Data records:
***
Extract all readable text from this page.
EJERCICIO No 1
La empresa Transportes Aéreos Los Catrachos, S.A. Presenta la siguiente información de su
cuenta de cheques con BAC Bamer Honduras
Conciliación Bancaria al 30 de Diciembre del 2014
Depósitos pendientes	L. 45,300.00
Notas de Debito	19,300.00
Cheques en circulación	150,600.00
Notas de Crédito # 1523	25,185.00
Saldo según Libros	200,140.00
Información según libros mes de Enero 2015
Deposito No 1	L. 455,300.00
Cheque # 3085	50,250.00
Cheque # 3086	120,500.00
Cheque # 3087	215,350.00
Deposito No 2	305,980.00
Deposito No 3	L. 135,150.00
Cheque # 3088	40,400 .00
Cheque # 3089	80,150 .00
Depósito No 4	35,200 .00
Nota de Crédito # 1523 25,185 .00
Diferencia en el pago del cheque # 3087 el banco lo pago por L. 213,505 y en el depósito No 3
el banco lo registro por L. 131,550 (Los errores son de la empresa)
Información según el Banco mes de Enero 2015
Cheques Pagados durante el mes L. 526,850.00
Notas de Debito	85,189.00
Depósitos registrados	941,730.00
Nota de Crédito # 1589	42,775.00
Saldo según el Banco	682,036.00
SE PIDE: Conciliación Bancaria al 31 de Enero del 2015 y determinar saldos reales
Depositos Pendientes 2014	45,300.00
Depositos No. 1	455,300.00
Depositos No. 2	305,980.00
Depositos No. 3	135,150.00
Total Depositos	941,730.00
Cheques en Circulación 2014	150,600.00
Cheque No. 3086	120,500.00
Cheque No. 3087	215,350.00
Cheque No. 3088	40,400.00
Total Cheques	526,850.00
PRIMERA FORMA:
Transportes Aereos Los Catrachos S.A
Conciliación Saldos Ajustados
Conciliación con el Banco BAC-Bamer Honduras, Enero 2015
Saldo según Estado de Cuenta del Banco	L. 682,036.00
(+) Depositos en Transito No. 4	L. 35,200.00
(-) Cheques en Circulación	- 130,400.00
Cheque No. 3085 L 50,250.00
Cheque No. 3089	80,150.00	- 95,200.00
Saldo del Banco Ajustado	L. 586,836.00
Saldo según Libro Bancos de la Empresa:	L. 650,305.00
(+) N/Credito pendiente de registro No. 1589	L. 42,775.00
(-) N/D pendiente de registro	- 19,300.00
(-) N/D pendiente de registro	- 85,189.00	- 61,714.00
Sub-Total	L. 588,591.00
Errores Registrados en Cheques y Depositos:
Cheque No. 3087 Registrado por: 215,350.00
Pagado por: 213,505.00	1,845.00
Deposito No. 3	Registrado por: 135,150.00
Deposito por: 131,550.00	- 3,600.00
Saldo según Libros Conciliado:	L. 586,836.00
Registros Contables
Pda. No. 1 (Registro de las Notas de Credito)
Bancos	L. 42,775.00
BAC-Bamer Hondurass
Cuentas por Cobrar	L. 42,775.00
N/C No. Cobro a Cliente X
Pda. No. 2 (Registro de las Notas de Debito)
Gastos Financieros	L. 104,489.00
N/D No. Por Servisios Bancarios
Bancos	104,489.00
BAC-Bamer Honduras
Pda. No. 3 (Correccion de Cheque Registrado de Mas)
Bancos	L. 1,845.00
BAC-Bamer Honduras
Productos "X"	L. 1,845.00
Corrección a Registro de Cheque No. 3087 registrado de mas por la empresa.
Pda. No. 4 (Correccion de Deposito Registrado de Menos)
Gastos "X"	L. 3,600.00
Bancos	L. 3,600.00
***
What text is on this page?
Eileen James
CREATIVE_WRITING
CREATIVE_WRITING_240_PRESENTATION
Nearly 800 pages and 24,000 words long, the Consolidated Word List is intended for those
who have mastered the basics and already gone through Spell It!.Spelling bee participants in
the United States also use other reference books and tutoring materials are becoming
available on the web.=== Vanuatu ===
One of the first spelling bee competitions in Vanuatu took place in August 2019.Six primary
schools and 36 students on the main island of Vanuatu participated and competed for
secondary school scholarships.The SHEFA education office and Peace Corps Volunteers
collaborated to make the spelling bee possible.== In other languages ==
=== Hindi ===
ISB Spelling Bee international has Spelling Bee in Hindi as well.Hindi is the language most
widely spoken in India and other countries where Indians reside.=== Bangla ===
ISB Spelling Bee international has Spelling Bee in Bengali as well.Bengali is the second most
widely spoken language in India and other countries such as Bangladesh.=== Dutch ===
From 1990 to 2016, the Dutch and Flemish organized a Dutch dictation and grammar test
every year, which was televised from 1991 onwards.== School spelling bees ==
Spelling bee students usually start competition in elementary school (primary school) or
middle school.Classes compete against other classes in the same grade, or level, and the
***
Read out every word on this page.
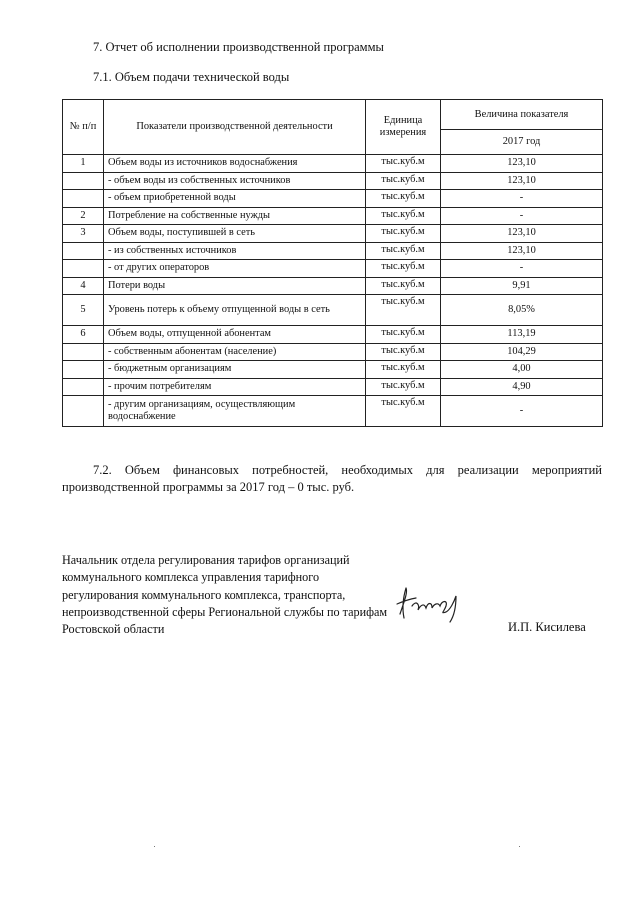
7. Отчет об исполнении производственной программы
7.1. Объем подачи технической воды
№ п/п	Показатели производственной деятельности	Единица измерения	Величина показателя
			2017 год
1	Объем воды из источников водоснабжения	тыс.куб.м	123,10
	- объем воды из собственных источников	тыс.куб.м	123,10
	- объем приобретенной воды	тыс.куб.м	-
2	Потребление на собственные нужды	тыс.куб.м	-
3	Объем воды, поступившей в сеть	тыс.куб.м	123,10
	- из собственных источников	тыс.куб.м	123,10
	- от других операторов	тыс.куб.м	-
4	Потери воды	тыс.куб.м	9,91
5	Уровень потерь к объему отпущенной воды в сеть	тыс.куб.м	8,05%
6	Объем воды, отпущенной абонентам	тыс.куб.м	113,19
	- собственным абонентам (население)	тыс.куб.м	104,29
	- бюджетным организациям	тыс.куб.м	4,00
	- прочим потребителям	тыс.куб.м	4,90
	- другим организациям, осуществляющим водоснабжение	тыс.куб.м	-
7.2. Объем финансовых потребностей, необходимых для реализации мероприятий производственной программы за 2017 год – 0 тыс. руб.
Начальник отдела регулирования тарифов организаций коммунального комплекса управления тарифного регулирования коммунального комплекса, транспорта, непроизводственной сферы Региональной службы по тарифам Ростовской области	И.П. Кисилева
***
Go through the lines above. Select every one that has the string "абонентам".

6	Объем воды, отпущенной абонентам	тыс.куб.м	113,19
	- собственным абонентам (население)	тыс.куб.м	104,29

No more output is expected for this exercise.